═══ Task input

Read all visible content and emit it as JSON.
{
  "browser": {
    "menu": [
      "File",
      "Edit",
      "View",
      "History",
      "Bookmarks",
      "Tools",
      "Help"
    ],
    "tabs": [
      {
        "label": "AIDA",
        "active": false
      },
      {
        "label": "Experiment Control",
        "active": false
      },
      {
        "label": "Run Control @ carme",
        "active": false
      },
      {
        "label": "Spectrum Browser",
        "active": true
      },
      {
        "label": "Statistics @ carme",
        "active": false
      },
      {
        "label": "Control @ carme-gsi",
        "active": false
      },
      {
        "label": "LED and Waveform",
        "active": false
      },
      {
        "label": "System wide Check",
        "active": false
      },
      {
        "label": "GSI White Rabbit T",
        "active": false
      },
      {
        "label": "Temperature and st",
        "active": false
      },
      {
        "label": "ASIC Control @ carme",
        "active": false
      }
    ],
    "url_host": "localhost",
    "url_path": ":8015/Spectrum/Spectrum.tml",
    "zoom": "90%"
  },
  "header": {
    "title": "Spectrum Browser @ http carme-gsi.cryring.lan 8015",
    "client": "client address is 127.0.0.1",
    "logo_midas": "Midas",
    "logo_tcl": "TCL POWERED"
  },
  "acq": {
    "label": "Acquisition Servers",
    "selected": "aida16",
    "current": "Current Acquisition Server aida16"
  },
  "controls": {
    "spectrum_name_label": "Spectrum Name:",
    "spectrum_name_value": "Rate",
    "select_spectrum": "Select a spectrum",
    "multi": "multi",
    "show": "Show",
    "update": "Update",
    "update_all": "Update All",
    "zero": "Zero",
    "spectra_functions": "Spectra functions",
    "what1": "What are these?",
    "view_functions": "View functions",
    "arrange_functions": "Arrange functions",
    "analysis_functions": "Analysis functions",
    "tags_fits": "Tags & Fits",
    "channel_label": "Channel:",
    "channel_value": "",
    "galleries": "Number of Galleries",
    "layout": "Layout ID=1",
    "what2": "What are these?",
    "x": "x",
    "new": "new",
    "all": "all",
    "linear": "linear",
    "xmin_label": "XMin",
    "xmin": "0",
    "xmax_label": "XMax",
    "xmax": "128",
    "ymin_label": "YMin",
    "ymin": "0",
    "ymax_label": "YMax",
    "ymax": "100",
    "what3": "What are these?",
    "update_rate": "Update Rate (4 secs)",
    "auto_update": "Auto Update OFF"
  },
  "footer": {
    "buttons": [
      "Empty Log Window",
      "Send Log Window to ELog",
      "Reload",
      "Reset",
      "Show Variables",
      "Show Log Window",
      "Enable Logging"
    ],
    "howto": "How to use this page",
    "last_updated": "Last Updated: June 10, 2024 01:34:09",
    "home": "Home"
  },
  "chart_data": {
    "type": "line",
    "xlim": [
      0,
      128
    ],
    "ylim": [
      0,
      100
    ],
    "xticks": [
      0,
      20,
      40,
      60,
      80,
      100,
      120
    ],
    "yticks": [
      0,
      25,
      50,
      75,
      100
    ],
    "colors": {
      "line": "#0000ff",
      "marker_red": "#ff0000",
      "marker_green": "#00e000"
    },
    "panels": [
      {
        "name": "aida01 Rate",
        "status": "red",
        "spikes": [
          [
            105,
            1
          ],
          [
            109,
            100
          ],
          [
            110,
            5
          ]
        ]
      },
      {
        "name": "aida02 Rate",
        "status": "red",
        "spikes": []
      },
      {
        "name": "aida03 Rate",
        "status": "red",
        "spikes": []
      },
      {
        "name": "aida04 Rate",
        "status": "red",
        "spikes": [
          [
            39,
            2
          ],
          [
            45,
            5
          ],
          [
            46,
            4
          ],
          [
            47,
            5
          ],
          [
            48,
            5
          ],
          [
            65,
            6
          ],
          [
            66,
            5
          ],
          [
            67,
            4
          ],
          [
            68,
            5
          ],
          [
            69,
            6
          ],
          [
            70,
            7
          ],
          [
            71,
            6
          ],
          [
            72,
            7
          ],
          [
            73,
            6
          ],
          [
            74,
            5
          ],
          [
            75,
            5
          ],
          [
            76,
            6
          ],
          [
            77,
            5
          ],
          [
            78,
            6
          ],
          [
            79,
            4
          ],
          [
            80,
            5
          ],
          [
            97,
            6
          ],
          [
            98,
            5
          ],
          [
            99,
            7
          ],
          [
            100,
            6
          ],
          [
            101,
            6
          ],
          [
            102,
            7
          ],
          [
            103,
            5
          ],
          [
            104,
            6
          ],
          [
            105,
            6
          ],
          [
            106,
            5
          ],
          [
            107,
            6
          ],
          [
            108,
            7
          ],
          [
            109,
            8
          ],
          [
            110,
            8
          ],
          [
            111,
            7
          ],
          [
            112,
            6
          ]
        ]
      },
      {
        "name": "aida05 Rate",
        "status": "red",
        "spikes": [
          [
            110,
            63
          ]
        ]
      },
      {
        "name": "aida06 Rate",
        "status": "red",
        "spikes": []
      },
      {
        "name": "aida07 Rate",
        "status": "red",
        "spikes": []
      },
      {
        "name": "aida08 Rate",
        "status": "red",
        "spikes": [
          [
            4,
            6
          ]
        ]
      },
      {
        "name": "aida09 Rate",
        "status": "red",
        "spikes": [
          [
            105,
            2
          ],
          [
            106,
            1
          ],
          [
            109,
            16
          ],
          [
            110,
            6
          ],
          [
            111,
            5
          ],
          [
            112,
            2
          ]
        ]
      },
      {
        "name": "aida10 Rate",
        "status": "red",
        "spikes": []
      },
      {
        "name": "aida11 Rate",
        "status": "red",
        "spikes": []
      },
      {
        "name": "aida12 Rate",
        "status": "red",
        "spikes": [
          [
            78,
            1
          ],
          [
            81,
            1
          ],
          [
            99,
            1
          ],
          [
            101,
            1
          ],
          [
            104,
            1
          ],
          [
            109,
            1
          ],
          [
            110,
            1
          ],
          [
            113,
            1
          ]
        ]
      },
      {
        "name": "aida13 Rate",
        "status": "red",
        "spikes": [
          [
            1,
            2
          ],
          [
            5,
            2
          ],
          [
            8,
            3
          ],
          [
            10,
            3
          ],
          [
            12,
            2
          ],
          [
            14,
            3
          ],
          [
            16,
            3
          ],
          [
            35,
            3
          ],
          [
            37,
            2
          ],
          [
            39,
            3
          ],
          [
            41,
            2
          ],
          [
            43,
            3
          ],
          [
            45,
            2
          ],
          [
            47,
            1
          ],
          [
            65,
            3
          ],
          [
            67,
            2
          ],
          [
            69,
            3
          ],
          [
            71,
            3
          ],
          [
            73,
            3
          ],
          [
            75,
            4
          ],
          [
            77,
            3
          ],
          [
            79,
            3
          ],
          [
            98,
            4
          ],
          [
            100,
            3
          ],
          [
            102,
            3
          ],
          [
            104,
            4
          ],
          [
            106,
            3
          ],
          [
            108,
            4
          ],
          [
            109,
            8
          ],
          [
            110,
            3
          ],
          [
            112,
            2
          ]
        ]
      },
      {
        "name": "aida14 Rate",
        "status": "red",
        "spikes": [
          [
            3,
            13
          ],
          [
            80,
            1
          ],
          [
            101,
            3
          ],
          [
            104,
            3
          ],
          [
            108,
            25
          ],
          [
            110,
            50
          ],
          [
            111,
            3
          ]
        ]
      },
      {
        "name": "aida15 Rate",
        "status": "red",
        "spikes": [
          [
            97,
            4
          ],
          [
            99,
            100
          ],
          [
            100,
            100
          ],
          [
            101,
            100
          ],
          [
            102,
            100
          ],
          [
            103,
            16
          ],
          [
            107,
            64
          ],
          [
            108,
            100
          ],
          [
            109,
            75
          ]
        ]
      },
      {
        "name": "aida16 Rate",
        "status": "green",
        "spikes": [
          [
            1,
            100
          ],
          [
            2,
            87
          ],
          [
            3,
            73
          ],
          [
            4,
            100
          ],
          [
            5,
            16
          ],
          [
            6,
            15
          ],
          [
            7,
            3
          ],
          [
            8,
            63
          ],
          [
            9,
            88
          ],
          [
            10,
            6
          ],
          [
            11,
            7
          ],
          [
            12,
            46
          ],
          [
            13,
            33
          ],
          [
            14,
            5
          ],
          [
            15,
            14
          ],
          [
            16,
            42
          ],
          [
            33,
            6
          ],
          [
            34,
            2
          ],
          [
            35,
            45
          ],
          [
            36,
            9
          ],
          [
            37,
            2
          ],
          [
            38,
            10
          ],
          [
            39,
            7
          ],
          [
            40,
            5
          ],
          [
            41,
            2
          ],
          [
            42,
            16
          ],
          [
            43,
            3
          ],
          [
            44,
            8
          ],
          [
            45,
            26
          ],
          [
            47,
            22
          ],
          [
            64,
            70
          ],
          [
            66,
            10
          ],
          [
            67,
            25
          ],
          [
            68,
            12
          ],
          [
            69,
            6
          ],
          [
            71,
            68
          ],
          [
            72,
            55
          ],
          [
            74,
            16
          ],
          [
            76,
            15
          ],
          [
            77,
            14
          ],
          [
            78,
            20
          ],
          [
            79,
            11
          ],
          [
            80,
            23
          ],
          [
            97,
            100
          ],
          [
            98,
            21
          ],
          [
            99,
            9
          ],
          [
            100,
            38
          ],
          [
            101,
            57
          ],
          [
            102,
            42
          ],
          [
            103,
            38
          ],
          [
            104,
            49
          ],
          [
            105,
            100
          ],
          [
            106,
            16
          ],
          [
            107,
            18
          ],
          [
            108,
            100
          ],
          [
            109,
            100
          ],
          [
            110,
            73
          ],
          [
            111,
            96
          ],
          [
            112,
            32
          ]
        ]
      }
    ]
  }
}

══════

Go through the listing above line by line and say how many lines hold the word "Window". Reply with that number only.

* [Finished answer]: 3